**WRITTEN REQUEST:** Check every line of the data below for the string "JSON", and copy the ones that hold it.
◇ ◇ ◇ ◇
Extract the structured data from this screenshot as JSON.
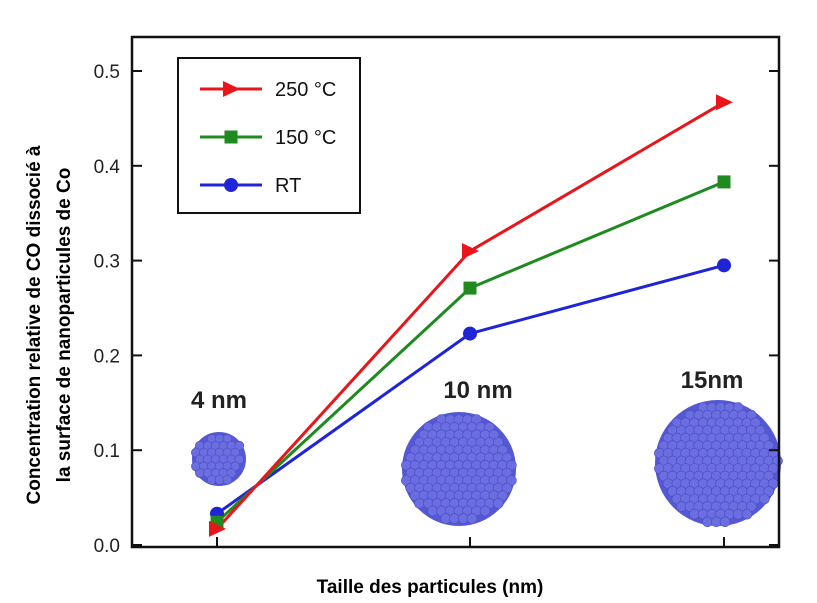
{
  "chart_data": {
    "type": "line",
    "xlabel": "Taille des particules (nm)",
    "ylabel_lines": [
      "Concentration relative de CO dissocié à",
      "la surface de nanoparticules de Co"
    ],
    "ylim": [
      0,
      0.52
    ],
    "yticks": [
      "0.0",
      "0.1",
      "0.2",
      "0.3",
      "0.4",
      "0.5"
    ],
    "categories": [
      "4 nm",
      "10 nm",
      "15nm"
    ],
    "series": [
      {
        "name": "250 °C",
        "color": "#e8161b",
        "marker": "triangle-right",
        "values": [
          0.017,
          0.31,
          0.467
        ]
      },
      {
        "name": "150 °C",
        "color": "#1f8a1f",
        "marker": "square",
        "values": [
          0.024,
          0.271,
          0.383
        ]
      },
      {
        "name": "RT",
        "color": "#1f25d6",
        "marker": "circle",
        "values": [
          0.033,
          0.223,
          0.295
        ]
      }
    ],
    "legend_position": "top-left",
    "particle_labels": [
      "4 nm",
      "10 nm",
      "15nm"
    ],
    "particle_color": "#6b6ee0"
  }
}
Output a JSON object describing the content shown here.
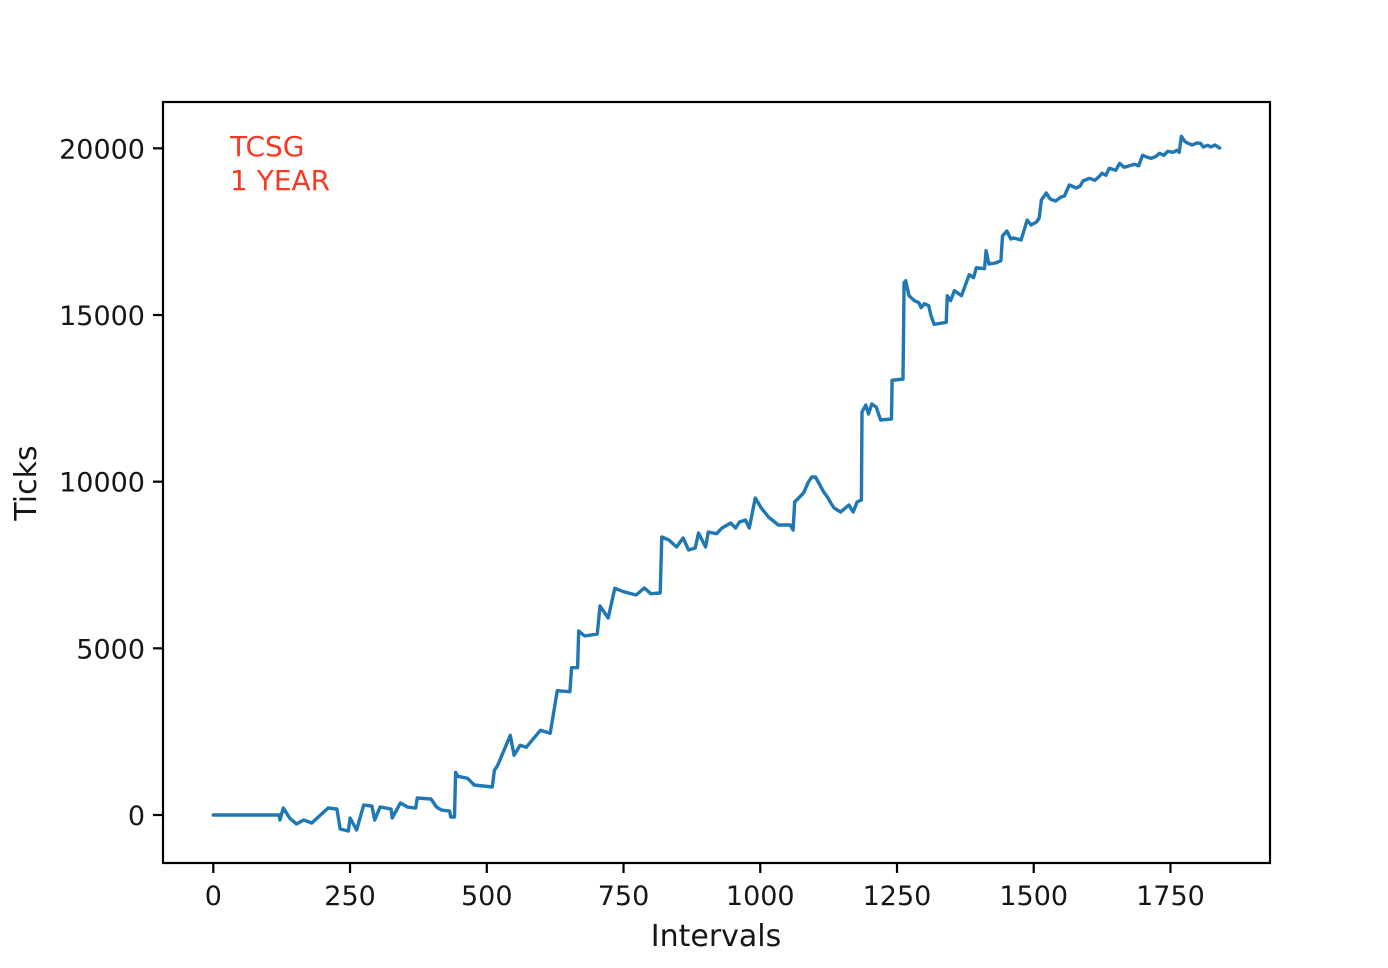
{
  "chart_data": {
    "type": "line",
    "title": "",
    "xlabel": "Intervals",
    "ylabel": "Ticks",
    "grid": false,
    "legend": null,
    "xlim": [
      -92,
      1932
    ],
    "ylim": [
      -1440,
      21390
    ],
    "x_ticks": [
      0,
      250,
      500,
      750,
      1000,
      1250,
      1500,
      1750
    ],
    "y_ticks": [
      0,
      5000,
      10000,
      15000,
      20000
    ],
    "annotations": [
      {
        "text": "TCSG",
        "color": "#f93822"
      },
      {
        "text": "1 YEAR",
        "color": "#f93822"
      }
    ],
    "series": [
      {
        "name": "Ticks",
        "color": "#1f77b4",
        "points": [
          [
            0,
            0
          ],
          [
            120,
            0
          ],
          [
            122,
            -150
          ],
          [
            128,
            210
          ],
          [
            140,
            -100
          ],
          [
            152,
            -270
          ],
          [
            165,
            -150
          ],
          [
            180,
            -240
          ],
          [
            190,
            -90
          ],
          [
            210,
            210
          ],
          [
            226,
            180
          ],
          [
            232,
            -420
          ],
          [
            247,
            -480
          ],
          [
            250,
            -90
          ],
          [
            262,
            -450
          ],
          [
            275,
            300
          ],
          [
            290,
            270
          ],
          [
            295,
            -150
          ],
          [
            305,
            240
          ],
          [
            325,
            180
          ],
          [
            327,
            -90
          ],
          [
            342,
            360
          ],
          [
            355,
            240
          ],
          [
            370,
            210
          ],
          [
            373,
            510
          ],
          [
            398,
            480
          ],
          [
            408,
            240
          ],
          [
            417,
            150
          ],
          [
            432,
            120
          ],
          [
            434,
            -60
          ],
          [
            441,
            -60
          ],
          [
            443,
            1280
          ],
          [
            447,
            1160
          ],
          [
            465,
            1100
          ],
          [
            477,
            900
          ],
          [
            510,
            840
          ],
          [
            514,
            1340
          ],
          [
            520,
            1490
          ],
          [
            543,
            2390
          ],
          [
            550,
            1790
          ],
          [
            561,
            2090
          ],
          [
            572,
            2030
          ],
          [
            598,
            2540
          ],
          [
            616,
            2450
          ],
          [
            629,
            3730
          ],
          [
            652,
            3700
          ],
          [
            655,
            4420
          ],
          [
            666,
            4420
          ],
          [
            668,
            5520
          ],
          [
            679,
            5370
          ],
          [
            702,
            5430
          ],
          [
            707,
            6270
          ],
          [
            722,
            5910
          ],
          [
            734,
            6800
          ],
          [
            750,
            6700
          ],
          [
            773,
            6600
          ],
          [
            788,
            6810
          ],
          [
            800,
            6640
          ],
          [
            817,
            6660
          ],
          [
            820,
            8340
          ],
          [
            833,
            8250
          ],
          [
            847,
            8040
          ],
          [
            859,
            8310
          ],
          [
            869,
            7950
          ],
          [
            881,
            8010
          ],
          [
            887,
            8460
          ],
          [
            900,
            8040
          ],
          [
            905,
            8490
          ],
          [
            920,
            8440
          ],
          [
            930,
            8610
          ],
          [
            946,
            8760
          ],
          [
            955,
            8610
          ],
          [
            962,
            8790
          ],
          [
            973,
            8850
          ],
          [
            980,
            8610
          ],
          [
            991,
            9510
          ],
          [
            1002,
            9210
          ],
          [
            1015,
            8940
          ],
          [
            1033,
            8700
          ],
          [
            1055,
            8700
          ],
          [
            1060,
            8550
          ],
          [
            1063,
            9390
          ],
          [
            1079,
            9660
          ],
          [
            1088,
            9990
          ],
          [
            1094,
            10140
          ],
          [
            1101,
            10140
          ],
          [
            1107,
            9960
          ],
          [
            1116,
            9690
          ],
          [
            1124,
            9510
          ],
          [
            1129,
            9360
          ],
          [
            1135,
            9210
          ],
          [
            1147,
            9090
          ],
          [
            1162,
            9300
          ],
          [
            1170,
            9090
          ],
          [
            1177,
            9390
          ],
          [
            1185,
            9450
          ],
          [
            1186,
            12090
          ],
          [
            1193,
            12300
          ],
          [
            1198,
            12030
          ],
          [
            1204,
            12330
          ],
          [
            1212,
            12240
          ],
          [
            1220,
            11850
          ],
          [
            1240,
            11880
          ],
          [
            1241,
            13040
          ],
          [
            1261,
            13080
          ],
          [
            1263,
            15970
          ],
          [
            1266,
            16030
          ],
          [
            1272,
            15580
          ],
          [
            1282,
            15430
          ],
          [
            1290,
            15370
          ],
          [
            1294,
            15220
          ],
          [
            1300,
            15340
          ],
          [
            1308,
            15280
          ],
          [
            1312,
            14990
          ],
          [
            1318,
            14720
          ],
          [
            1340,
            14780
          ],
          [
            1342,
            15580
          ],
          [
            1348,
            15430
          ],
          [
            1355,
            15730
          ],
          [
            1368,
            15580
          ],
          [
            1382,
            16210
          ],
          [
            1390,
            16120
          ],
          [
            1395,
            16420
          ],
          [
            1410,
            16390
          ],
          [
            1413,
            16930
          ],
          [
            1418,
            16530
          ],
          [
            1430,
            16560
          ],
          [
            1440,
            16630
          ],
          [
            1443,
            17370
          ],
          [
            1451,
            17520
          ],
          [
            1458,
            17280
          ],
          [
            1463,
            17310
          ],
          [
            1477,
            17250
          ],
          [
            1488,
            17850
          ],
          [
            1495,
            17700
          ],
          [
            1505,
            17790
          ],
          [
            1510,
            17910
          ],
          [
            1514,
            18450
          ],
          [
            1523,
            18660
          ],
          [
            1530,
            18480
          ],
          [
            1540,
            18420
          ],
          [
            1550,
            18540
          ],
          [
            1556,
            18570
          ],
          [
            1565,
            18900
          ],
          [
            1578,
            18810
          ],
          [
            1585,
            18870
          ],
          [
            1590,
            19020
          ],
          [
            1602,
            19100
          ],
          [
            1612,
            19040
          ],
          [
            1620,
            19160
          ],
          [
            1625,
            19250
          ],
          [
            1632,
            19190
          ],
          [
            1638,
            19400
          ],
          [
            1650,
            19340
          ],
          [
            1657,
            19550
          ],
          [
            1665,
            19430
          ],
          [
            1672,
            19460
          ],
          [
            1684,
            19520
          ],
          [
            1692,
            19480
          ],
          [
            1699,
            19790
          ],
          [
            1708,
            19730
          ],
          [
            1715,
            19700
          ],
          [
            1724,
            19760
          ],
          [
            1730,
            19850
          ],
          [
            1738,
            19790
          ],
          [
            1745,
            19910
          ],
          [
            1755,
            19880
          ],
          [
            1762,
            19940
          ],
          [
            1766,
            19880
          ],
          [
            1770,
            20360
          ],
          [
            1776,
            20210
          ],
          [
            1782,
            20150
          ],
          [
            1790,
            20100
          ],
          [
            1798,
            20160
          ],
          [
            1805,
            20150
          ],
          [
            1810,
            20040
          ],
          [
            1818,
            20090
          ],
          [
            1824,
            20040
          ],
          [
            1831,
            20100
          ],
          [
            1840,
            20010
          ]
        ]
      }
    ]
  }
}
◇ ◇ ◇ ◇
**RESULT:**
Extract the structured data from this screenshot as JSON.
Output a JSON object describing the content shown here.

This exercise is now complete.